- **A run of records**:
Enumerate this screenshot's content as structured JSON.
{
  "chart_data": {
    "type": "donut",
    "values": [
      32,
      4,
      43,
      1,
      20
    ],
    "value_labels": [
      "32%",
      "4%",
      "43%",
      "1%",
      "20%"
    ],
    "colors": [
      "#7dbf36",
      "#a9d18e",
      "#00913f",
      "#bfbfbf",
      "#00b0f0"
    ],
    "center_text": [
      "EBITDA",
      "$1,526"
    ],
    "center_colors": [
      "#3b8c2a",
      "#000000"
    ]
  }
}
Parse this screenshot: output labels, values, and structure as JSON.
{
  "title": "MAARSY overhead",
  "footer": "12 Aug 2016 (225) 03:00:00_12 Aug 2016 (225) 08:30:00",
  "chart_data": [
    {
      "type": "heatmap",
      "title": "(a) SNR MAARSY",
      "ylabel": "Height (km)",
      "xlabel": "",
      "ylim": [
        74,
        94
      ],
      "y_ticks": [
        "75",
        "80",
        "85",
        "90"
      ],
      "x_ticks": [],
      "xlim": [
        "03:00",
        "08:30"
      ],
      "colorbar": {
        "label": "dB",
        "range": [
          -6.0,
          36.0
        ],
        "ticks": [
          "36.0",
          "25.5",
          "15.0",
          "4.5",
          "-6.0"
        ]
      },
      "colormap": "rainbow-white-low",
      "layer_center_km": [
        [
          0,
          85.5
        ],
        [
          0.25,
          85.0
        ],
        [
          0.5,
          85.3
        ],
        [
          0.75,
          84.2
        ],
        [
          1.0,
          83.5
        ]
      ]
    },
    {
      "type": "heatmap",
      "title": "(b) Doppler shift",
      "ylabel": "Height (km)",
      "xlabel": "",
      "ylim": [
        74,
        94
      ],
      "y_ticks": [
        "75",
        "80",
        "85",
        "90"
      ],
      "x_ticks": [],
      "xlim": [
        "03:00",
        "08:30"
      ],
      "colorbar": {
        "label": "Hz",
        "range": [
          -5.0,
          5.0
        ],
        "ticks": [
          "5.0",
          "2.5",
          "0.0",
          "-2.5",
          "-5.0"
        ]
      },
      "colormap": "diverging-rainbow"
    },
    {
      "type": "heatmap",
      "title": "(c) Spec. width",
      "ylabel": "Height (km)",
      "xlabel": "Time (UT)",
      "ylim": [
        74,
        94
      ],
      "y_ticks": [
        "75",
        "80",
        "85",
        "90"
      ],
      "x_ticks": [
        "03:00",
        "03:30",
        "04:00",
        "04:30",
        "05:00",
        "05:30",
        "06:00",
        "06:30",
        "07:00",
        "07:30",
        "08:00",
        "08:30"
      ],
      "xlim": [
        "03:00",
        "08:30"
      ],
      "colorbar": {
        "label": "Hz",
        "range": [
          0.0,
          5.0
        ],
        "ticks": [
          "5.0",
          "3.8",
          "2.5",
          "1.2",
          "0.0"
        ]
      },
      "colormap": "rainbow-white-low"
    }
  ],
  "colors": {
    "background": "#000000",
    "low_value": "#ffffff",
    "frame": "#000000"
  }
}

- **Exercise prompt**: Type out the full listing again, exactly as given.

- **Exercise answer**:
Enumerate this screenshot's content as structured JSON.
{
  "chart_data": {
    "type": "donut",
    "values": [
      32,
      4,
      43,
      1,
      20
    ],
    "value_labels": [
      "32%",
      "4%",
      "43%",
      "1%",
      "20%"
    ],
    "colors": [
      "#7dbf36",
      "#a9d18e",
      "#00913f",
      "#bfbfbf",
      "#00b0f0"
    ],
    "center_text": [
      "EBITDA",
      "$1,526"
    ],
    "center_colors": [
      "#3b8c2a",
      "#000000"
    ]
  }
}
Parse this screenshot: output labels, values, and structure as JSON.
{
  "title": "MAARSY overhead",
  "footer": "12 Aug 2016 (225) 03:00:00_12 Aug 2016 (225) 08:30:00",
  "chart_data": [
    {
      "type": "heatmap",
      "title": "(a) SNR MAARSY",
      "ylabel": "Height (km)",
      "xlabel": "",
      "ylim": [
        74,
        94
      ],
      "y_ticks": [
        "75",
        "80",
        "85",
        "90"
      ],
      "x_ticks": [],
      "xlim": [
        "03:00",
        "08:30"
      ],
      "colorbar": {
        "label": "dB",
        "range": [
          -6.0,
          36.0
        ],
        "ticks": [
          "36.0",
          "25.5",
          "15.0",
          "4.5",
          "-6.0"
        ]
      },
      "colormap": "rainbow-white-low",
      "layer_center_km": [
        [
          0,
          85.5
        ],
        [
          0.25,
          85.0
        ],
        [
          0.5,
          85.3
        ],
        [
          0.75,
          84.2
        ],
        [
          1.0,
          83.5
        ]
      ]
    },
    {
      "type": "heatmap",
      "title": "(b) Doppler shift",
      "ylabel": "Height (km)",
      "xlabel": "",
      "ylim": [
        74,
        94
      ],
      "y_ticks": [
        "75",
        "80",
        "85",
        "90"
      ],
      "x_ticks": [],
      "xlim": [
        "03:00",
        "08:30"
      ],
      "colorbar": {
        "label": "Hz",
        "range": [
          -5.0,
          5.0
        ],
        "ticks": [
          "5.0",
          "2.5",
          "0.0",
          "-2.5",
          "-5.0"
        ]
      },
      "colormap": "diverging-rainbow"
    },
    {
      "type": "heatmap",
      "title": "(c) Spec. width",
      "ylabel": "Height (km)",
      "xlabel": "Time (UT)",
      "ylim": [
        74,
        94
      ],
      "y_ticks": [
        "75",
        "80",
        "85",
        "90"
      ],
      "x_ticks": [
        "03:00",
        "03:30",
        "04:00",
        "04:30",
        "05:00",
        "05:30",
        "06:00",
        "06:30",
        "07:00",
        "07:30",
        "08:00",
        "08:30"
      ],
      "xlim": [
        "03:00",
        "08:30"
      ],
      "colorbar": {
        "label": "Hz",
        "range": [
          0.0,
          5.0
        ],
        "ticks": [
          "5.0",
          "3.8",
          "2.5",
          "1.2",
          "0.0"
        ]
      },
      "colormap": "rainbow-white-low"
    }
  ],
  "colors": {
    "background": "#000000",
    "low_value": "#ffffff",
    "frame": "#000000"
  }
}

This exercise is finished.